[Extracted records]
## START

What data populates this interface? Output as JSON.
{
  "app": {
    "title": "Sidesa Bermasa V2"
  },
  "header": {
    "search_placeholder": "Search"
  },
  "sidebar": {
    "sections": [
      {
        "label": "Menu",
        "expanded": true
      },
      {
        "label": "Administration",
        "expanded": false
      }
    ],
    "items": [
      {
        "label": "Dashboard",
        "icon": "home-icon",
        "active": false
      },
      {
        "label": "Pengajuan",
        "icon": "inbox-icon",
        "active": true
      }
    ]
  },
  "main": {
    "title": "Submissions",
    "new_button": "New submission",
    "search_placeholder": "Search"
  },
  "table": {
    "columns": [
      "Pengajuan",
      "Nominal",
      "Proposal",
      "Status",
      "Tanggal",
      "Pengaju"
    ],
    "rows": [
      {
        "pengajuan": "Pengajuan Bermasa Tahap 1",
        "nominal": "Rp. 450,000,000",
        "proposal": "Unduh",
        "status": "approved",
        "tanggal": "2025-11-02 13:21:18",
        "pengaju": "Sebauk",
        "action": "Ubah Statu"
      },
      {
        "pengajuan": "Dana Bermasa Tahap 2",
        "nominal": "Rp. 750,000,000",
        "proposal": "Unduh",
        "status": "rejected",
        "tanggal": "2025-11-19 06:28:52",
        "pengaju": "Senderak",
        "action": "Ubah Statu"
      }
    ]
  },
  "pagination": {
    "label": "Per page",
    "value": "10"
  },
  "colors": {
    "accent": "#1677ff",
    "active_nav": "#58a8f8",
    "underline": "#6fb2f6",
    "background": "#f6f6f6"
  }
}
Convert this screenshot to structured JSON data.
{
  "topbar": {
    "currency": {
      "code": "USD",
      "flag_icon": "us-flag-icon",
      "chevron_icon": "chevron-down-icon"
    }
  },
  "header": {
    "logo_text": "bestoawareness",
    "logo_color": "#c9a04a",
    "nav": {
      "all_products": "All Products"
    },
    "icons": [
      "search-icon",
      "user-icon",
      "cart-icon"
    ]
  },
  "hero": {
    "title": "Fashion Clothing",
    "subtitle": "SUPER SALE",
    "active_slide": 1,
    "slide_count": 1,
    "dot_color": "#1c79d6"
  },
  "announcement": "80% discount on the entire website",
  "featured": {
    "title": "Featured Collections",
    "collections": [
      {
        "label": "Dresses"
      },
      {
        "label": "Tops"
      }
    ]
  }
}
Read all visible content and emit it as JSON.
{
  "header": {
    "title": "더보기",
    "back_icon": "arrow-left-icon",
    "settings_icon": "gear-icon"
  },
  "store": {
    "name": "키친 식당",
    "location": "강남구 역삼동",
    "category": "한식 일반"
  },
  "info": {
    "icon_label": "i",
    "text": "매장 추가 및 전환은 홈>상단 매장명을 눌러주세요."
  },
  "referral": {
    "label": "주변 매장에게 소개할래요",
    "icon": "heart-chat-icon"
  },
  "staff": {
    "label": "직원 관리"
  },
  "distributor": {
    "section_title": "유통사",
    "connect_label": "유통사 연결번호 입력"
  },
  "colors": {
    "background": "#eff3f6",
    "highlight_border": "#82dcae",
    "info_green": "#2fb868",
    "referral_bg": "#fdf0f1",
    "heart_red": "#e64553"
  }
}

## END

* Set exercise *
Every record above must be duplicated exactly.

* Finished task *
What data populates this interface? Output as JSON.
{
  "app": {
    "title": "Sidesa Bermasa V2"
  },
  "header": {
    "search_placeholder": "Search"
  },
  "sidebar": {
    "sections": [
      {
        "label": "Menu",
        "expanded": true
      },
      {
        "label": "Administration",
        "expanded": false
      }
    ],
    "items": [
      {
        "label": "Dashboard",
        "icon": "home-icon",
        "active": false
      },
      {
        "label": "Pengajuan",
        "icon": "inbox-icon",
        "active": true
      }
    ]
  },
  "main": {
    "title": "Submissions",
    "new_button": "New submission",
    "search_placeholder": "Search"
  },
  "table": {
    "columns": [
      "Pengajuan",
      "Nominal",
      "Proposal",
      "Status",
      "Tanggal",
      "Pengaju"
    ],
    "rows": [
      {
        "pengajuan": "Pengajuan Bermasa Tahap 1",
        "nominal": "Rp. 450,000,000",
        "proposal": "Unduh",
        "status": "approved",
        "tanggal": "2025-11-02 13:21:18",
        "pengaju": "Sebauk",
        "action": "Ubah Statu"
      },
      {
        "pengajuan": "Dana Bermasa Tahap 2",
        "nominal": "Rp. 750,000,000",
        "proposal": "Unduh",
        "status": "rejected",
        "tanggal": "2025-11-19 06:28:52",
        "pengaju": "Senderak",
        "action": "Ubah Statu"
      }
    ]
  },
  "pagination": {
    "label": "Per page",
    "value": "10"
  },
  "colors": {
    "accent": "#1677ff",
    "active_nav": "#58a8f8",
    "underline": "#6fb2f6",
    "background": "#f6f6f6"
  }
}
Convert this screenshot to structured JSON data.
{
  "topbar": {
    "currency": {
      "code": "USD",
      "flag_icon": "us-flag-icon",
      "chevron_icon": "chevron-down-icon"
    }
  },
  "header": {
    "logo_text": "bestoawareness",
    "logo_color": "#c9a04a",
    "nav": {
      "all_products": "All Products"
    },
    "icons": [
      "search-icon",
      "user-icon",
      "cart-icon"
    ]
  },
  "hero": {
    "title": "Fashion Clothing",
    "subtitle": "SUPER SALE",
    "active_slide": 1,
    "slide_count": 1,
    "dot_color": "#1c79d6"
  },
  "announcement": "80% discount on the entire website",
  "featured": {
    "title": "Featured Collections",
    "collections": [
      {
        "label": "Dresses"
      },
      {
        "label": "Tops"
      }
    ]
  }
}
Read all visible content and emit it as JSON.
{
  "header": {
    "title": "더보기",
    "back_icon": "arrow-left-icon",
    "settings_icon": "gear-icon"
  },
  "store": {
    "name": "키친 식당",
    "location": "강남구 역삼동",
    "category": "한식 일반"
  },
  "info": {
    "icon_label": "i",
    "text": "매장 추가 및 전환은 홈>상단 매장명을 눌러주세요."
  },
  "referral": {
    "label": "주변 매장에게 소개할래요",
    "icon": "heart-chat-icon"
  },
  "staff": {
    "label": "직원 관리"
  },
  "distributor": {
    "section_title": "유통사",
    "connect_label": "유통사 연결번호 입력"
  },
  "colors": {
    "background": "#eff3f6",
    "highlight_border": "#82dcae",
    "info_green": "#2fb868",
    "referral_bg": "#fdf0f1",
    "heart_red": "#e64553"
  }
}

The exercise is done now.